Given passage:
___

Editor's Note: Since the drafting of this blog post, the Washington State Legislature: (1) amended RCW 42.56.240(14) to remove the requirement that a body worn camera program must be adopted by June 9, 2016 in order to use the exemption; and (2) removed the sunset date, making the exemption permanent.

Thanks to EHB 2362, there’s a new Public Records Act (PRA) exemption for body camera recordings. As I discuss below, however, the new exemption only applies to agencies with body camera programs in effect as of June 9, 2016, so act soon if your agency wants to take advantage of it.

Although the Legislature did not provide a categorical exemption (as some states have done), EHB 2362 amends RCW 42.56.240 to create an exemption for body camera recordings to the extent that nondisclosure is essential for the protection of any person’s right to privacy. So, if a body camera recording meets the two-prong privacy test established in RCW 42.56.050 (disclosure would be highly offensive to a reasonable person and not of legitimate concern to the public), it is exempt from disclosure.

In my experience, the two-prong privacy test can be tricky to apply. Luckily, the new exemption details specific body camera scenarios that are presumed to be highly offensive, thus meeting the first prong of the privacy test. Such scenarios include those body camera recordings depicting:

  • The interior of a place of residence where a person has a reasonable expectation of privacy;
  • A minor;
  • The body of a deceased person; and
  • The identity of a victim, or witness, of an incident involving domestic violence or sexual assault.

Of course, an agency will still have to meet the second prong of the privacy test to withhold such recordings, and the highly offensive presumption can be rebutted by specific evidence.

The exemption for body camera recordings contains a number of other unique PRA features:

  1. Fees, costs, and penalties aren’t awarded to a person who prevails in a PRA lawsuit unless the agency withholds the body camera recording in bad faith or with gross negligence.
  2. A person cannot request “all” body camera recordings. Instead, the requestor must provide some identifiers about the specific recording they want, such as: the name of the person or police officer involved in the incident; or the date and location of the incident.
  3. An agency can charge redaction costs to the requestor, such as those for pixelating and distorting the footage, with some exceptions.
  4. This exemption includes its own retention period, requiring that body camera recordings be retained for at least 60 days, after which they may be destroyed.
  5. Unlike most PRA exemptions, this exemption appears to be mandatory; the language reads that law enforcement “shall not disclose a body worn camera recording to the extent the recording is exempt under this subsection.”

___

Item position data:
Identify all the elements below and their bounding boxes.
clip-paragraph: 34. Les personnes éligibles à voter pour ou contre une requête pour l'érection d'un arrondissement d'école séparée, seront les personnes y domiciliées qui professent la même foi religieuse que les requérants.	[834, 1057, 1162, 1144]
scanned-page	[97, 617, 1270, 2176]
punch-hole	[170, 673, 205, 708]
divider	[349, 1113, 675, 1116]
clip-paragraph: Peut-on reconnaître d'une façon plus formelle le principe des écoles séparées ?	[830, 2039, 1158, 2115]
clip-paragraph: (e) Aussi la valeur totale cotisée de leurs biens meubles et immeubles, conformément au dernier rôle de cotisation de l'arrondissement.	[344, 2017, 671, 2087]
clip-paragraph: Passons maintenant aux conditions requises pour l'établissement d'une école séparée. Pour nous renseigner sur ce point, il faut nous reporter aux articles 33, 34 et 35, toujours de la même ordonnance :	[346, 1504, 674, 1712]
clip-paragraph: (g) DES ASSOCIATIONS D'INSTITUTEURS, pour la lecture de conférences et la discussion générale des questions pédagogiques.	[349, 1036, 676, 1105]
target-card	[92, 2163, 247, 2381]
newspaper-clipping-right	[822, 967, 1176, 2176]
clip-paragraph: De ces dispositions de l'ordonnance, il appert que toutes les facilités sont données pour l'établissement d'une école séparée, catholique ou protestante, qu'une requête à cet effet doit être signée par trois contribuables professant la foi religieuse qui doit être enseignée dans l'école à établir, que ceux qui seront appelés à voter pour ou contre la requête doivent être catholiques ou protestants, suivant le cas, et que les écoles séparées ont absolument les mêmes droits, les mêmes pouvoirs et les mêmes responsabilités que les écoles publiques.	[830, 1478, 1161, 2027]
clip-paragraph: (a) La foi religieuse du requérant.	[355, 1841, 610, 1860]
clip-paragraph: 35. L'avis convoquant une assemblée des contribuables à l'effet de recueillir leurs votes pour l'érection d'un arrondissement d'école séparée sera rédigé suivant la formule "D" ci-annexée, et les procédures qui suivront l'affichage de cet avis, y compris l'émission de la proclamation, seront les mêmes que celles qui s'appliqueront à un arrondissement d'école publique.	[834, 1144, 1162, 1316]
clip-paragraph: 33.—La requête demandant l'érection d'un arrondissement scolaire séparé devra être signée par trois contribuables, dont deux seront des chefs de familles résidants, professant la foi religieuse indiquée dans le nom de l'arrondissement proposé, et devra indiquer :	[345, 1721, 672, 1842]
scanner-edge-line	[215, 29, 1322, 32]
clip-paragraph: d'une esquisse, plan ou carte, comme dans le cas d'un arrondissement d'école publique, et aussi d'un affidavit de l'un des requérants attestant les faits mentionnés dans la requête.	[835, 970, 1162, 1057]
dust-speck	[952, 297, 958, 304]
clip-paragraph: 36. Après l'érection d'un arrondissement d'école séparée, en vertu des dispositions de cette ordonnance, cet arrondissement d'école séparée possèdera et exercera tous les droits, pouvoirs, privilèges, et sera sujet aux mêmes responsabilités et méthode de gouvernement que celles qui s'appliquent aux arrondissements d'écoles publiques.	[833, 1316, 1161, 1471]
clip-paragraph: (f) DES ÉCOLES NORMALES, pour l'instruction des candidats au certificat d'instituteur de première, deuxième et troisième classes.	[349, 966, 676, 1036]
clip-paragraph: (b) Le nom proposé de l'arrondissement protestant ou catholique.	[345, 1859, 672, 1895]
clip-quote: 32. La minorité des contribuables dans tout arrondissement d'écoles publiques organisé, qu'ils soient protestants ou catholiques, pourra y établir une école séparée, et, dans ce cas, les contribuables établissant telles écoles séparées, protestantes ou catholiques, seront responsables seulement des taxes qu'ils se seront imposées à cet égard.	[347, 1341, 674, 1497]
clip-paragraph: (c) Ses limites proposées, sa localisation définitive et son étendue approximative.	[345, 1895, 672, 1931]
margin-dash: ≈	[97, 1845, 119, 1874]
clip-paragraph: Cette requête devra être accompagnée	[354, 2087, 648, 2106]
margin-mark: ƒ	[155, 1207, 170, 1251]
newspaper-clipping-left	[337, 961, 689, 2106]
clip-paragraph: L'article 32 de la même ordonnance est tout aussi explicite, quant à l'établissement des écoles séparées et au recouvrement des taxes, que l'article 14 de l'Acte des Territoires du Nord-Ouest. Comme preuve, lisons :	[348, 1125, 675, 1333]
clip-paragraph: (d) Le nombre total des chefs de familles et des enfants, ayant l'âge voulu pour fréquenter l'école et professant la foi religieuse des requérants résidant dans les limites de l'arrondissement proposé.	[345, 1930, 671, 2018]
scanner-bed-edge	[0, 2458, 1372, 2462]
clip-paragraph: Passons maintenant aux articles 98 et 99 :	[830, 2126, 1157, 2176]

___

Work to do: Reproduce the body camera post between "2. A person" and "with some exceptions.", inclusive, swapping "requestor" for "requester". The data above is separate material, unrelated to the body camera post.

Reply to the exercise:
2. A person cannot request “all” body camera recordings. Instead, the requester must provide some identifiers about the specific recording they want, such as: the name of the person or police officer involved in the incident; or the date and location of the incident.
  3. An agency can charge redaction costs to the requester, such as those for pixelating and distorting the footage, with some exceptions.